(WHAT IS ASKED): Only the number is wanted: count the lines that include the word "been".

[Dataset items]
------------------------------------------------------------
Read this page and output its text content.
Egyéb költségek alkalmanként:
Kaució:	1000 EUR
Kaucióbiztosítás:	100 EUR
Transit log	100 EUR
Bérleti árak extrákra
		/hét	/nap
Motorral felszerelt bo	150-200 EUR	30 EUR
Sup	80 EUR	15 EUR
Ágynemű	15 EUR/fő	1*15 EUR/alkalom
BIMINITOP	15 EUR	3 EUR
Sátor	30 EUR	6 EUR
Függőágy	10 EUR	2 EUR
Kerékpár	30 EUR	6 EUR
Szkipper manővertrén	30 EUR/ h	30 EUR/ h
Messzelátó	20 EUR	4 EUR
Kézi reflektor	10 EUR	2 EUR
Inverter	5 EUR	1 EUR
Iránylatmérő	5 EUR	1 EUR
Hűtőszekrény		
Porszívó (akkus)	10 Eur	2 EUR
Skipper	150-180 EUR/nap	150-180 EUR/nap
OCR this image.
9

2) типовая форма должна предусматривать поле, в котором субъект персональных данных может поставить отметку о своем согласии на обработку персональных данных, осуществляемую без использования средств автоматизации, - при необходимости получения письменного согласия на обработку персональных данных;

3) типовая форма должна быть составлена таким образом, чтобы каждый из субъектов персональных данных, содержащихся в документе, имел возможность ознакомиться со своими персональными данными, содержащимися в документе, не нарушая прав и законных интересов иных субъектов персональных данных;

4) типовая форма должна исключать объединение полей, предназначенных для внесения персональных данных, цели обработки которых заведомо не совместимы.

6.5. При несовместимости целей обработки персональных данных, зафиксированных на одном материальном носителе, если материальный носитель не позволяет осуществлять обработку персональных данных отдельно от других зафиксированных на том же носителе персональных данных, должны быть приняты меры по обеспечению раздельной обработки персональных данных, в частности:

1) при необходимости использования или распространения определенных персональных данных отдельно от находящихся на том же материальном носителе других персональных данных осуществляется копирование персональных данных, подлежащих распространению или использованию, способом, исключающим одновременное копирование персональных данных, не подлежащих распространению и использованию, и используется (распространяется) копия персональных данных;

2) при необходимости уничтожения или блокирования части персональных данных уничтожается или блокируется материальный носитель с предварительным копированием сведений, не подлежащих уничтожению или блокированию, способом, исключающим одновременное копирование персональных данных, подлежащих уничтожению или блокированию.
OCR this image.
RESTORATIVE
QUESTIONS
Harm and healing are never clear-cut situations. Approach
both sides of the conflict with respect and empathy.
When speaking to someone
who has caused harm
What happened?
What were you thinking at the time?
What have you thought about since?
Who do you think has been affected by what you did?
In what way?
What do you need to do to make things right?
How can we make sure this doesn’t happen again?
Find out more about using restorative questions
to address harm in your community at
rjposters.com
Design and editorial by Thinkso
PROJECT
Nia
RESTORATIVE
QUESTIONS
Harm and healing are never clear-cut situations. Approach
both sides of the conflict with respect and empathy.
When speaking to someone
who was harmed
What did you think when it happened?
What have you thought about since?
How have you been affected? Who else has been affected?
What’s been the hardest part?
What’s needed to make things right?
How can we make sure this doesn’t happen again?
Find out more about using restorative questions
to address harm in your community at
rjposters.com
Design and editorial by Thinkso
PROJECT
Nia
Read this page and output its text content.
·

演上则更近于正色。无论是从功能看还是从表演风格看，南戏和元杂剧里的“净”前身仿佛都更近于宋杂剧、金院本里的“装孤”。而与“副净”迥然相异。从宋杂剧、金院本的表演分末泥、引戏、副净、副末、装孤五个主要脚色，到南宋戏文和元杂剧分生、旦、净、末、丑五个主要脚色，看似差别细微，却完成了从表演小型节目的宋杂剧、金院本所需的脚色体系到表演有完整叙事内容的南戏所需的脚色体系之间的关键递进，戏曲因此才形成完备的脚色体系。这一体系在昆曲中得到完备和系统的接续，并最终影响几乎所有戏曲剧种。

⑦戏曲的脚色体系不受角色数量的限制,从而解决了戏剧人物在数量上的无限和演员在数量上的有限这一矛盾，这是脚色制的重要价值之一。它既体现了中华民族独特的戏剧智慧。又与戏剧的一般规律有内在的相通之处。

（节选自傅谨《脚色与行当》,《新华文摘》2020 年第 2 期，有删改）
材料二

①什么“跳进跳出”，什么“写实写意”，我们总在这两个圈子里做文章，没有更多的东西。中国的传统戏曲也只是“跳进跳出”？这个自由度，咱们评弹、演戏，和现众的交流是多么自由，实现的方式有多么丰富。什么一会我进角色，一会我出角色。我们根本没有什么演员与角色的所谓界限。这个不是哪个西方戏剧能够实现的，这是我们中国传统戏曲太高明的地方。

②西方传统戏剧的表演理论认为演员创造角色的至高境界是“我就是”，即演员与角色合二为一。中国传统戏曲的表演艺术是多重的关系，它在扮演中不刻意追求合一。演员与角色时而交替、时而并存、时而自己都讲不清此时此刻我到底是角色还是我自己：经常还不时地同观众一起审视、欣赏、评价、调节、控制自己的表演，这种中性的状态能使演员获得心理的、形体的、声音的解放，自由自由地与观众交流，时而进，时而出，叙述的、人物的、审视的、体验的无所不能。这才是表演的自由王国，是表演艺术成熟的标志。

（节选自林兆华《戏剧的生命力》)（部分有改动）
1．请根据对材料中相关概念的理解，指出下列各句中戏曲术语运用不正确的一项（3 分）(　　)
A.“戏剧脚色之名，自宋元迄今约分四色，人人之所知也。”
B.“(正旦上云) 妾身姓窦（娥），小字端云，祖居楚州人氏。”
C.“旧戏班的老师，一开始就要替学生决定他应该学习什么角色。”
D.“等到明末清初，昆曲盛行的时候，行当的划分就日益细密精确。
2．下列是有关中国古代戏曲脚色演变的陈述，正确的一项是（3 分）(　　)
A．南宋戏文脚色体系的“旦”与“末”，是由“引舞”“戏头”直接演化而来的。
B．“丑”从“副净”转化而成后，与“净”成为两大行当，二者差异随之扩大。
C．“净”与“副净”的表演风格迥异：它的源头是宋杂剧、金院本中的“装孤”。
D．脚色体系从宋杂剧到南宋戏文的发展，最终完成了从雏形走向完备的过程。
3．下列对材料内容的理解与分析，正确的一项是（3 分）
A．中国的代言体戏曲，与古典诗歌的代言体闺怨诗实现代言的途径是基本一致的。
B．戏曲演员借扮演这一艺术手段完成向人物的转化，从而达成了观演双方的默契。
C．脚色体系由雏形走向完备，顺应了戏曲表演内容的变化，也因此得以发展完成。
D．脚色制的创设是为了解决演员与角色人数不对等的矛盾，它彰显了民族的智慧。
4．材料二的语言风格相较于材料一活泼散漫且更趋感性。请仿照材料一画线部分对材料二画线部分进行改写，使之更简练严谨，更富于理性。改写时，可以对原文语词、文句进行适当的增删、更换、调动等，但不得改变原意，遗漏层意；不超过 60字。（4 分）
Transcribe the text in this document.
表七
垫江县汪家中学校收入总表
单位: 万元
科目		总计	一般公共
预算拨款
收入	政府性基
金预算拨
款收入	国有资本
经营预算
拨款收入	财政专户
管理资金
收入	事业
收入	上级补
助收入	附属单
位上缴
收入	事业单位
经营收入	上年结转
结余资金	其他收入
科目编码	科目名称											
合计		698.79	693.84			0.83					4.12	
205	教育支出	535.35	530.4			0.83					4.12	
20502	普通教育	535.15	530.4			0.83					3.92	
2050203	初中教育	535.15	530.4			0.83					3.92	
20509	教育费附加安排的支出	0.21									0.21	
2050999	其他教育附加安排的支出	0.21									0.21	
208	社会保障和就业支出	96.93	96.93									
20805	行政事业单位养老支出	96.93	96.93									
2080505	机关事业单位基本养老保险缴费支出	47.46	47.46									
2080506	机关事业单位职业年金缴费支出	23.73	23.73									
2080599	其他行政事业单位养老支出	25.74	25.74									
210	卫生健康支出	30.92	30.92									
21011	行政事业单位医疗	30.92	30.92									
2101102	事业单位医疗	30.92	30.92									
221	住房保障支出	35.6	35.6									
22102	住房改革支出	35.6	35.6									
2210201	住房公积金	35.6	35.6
------------------------------------------------------------
(OUTPUT FOR THIS TASK): 3